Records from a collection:
★ ★ ★ ★
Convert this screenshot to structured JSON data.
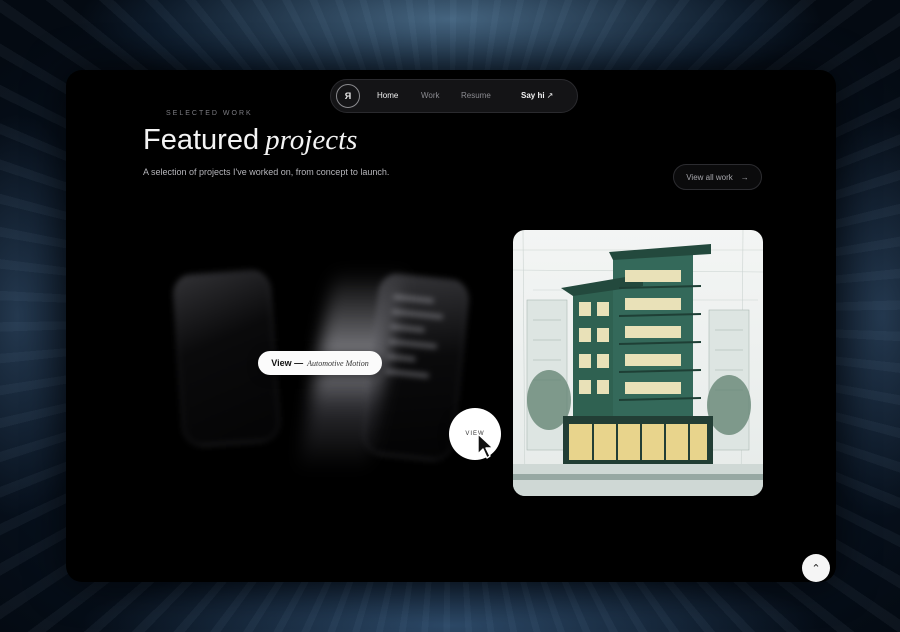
{
  "nav": {
    "logo_text": "Я",
    "home": "Home",
    "work": "Work",
    "resume": "Resume",
    "say_hi": "Say hi",
    "say_hi_arrow": "↗"
  },
  "hero": {
    "eyebrow": "SELECTED WORK",
    "title_plain": "Featured",
    "title_italic": "projects",
    "subtitle": "A selection of projects I've worked on, from concept to launch."
  },
  "view_all": {
    "label": "View all work",
    "arrow": "→"
  },
  "project_hover_pill": {
    "lead": "View —",
    "project": "Automotive Motion"
  },
  "view_circle": {
    "label": "VIEW"
  },
  "scroll_top": {
    "icon": "chevron-up-icon",
    "glyph": "⌃"
  },
  "colors": {
    "window_bg": "#000000",
    "accent": "#f2f2f2",
    "muted": "#8b8b90"
  }
}
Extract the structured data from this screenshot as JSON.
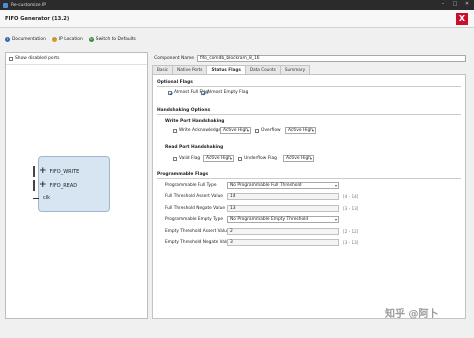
★ ★ ★ ★
__What to work on__:
Return all lines containing "this".

__Solution to the exercise__:
Convert this screenshot to structured JSON data.
Extract the structured data from this screenshot as JSON.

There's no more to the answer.